-- begin --
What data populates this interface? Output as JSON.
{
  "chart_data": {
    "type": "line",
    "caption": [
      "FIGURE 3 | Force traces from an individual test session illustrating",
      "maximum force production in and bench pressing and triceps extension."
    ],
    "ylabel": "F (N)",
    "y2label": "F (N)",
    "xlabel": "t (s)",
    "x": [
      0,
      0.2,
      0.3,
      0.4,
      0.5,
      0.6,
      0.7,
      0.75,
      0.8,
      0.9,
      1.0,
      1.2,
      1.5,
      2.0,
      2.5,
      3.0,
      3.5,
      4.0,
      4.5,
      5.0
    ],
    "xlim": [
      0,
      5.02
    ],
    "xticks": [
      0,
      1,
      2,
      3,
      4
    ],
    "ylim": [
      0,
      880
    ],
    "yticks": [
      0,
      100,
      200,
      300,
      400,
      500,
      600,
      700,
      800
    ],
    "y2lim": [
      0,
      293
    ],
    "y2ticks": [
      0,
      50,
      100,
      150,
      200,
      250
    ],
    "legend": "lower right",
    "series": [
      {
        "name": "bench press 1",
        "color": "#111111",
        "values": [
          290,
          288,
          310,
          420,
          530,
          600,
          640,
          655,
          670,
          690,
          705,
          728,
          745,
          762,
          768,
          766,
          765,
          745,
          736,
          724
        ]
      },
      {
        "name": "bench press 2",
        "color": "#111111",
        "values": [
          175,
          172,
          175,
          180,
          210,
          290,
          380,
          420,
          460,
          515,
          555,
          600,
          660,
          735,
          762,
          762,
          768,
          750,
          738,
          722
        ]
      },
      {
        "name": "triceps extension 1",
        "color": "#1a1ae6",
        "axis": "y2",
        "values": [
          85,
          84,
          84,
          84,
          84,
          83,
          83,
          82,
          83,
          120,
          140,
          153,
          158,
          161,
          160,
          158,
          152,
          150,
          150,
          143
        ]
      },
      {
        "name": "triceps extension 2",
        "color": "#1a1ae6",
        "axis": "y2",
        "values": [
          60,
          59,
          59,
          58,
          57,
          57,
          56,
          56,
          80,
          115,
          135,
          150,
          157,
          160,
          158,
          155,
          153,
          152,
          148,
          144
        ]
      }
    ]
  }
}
-- end --
What is needed: Collect the complete line wherever the string "extension" appears in the records.

Output for this task:
      "maximum force production in and bench pressing and triceps extension."
        "name": "triceps extension 1",
        "name": "triceps extension 2",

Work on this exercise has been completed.